◆ **Records**:
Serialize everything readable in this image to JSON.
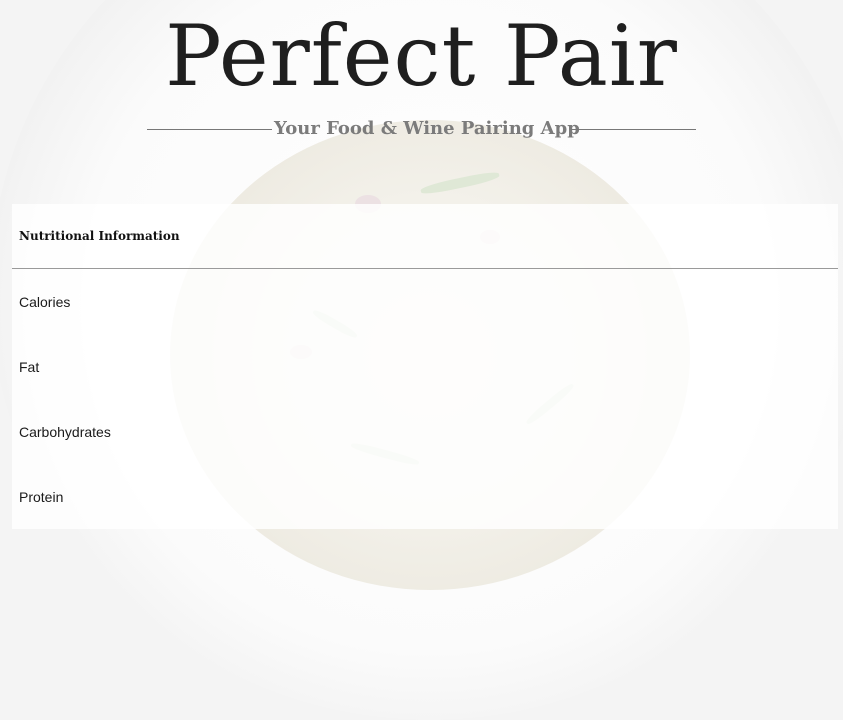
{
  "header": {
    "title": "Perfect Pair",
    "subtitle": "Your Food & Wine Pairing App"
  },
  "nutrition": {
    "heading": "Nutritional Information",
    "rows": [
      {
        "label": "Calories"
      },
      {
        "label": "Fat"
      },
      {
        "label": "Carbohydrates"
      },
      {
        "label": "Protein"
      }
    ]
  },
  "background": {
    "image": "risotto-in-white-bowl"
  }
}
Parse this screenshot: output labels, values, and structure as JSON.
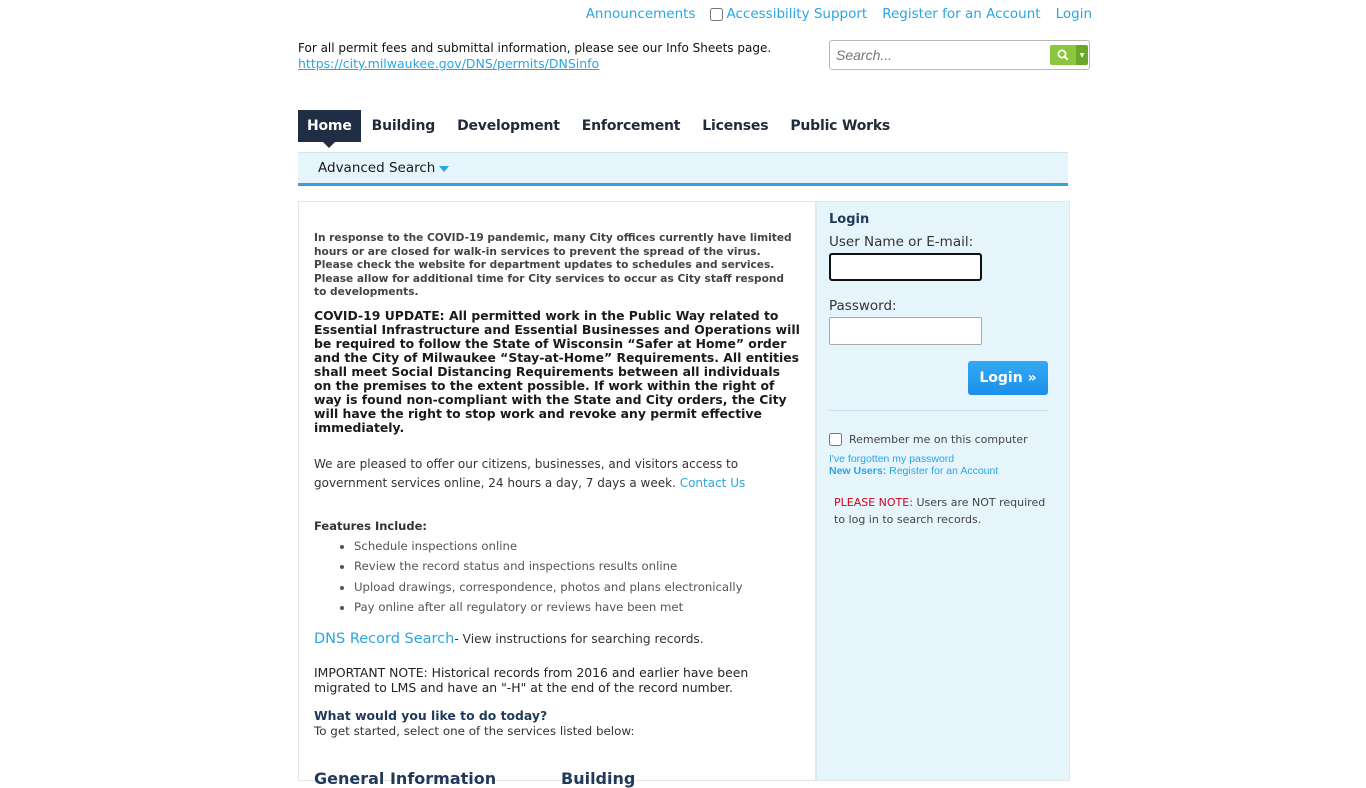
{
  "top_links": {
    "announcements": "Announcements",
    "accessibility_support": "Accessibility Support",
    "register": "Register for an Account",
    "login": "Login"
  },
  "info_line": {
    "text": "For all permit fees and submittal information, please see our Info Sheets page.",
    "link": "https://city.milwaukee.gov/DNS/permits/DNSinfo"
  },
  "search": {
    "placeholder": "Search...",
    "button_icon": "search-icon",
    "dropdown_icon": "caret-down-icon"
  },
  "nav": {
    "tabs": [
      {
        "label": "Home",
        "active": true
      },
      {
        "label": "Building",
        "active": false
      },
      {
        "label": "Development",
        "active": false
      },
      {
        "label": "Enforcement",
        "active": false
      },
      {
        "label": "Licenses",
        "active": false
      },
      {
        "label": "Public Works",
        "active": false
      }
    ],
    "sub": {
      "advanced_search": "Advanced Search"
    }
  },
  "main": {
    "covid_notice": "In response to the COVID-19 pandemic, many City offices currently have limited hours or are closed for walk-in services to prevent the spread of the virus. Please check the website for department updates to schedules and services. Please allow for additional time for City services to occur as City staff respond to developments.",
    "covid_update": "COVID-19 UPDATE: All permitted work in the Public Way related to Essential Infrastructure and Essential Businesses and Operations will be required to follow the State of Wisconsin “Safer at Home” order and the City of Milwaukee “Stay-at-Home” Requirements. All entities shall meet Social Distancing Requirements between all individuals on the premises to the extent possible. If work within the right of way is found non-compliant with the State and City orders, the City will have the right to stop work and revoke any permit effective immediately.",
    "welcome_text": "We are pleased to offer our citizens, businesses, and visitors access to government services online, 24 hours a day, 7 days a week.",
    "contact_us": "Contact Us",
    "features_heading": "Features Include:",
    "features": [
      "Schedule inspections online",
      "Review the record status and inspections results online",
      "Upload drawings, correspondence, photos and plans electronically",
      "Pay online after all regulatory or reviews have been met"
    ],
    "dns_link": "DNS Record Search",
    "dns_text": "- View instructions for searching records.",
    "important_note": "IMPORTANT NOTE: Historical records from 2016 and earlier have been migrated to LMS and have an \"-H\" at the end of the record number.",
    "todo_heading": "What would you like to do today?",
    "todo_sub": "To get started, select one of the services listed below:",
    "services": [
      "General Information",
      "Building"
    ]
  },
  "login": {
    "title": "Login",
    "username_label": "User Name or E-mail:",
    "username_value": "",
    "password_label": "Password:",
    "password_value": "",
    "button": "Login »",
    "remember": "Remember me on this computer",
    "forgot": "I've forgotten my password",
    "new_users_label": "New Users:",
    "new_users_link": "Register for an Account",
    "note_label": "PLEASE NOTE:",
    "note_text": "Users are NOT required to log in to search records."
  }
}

◆ **Task to carry out**:
What you return must match the records letter for letter, except that the pictures stay out.

◆ **Written reply**:
Serialize everything readable in this image to JSON.
{
  "header": {
    "title": "Perfect Pair",
    "subtitle": "Your Food & Wine Pairing App"
  },
  "nutrition": {
    "heading": "Nutritional Information",
    "rows": [
      {
        "label": "Calories"
      },
      {
        "label": "Fat"
      },
      {
        "label": "Carbohydrates"
      },
      {
        "label": "Protein"
      }
    ]
  },
  "background": {
    "image": "risotto-in-white-bowl"
  }
}
Parse this screenshot: output labels, values, and structure as JSON.
{
  "top_links": {
    "announcements": "Announcements",
    "accessibility_support": "Accessibility Support",
    "register": "Register for an Account",
    "login": "Login"
  },
  "info_line": {
    "text": "For all permit fees and submittal information, please see our Info Sheets page.",
    "link": "https://city.milwaukee.gov/DNS/permits/DNSinfo"
  },
  "search": {
    "placeholder": "Search...",
    "button_icon": "search-icon",
    "dropdown_icon": "caret-down-icon"
  },
  "nav": {
    "tabs": [
      {
        "label": "Home",
        "active": true
      },
      {
        "label": "Building",
        "active": false
      },
      {
        "label": "Development",
        "active": false
      },
      {
        "label": "Enforcement",
        "active": false
      },
      {
        "label": "Licenses",
        "active": false
      },
      {
        "label": "Public Works",
        "active": false
      }
    ],
    "sub": {
      "advanced_search": "Advanced Search"
    }
  },
  "main": {
    "covid_notice": "In response to the COVID-19 pandemic, many City offices currently have limited hours or are closed for walk-in services to prevent the spread of the virus. Please check the website for department updates to schedules and services. Please allow for additional time for City services to occur as City staff respond to developments.",
    "covid_update": "COVID-19 UPDATE: All permitted work in the Public Way related to Essential Infrastructure and Essential Businesses and Operations will be required to follow the State of Wisconsin “Safer at Home” order and the City of Milwaukee “Stay-at-Home” Requirements. All entities shall meet Social Distancing Requirements between all individuals on the premises to the extent possible. If work within the right of way is found non-compliant with the State and City orders, the City will have the right to stop work and revoke any permit effective immediately.",
    "welcome_text": "We are pleased to offer our citizens, businesses, and visitors access to government services online, 24 hours a day, 7 days a week.",
    "contact_us": "Contact Us",
    "features_heading": "Features Include:",
    "features": [
      "Schedule inspections online",
      "Review the record status and inspections results online",
      "Upload drawings, correspondence, photos and plans electronically",
      "Pay online after all regulatory or reviews have been met"
    ],
    "dns_link": "DNS Record Search",
    "dns_text": "- View instructions for searching records.",
    "important_note": "IMPORTANT NOTE: Historical records from 2016 and earlier have been migrated to LMS and have an \"-H\" at the end of the record number.",
    "todo_heading": "What would you like to do today?",
    "todo_sub": "To get started, select one of the services listed below:",
    "services": [
      "General Information",
      "Building"
    ]
  },
  "login": {
    "title": "Login",
    "username_label": "User Name or E-mail:",
    "username_value": "",
    "password_label": "Password:",
    "password_value": "",
    "button": "Login »",
    "remember": "Remember me on this computer",
    "forgot": "I've forgotten my password",
    "new_users_label": "New Users:",
    "new_users_link": "Register for an Account",
    "note_label": "PLEASE NOTE:",
    "note_text": "Users are NOT required to log in to search records."
  }
}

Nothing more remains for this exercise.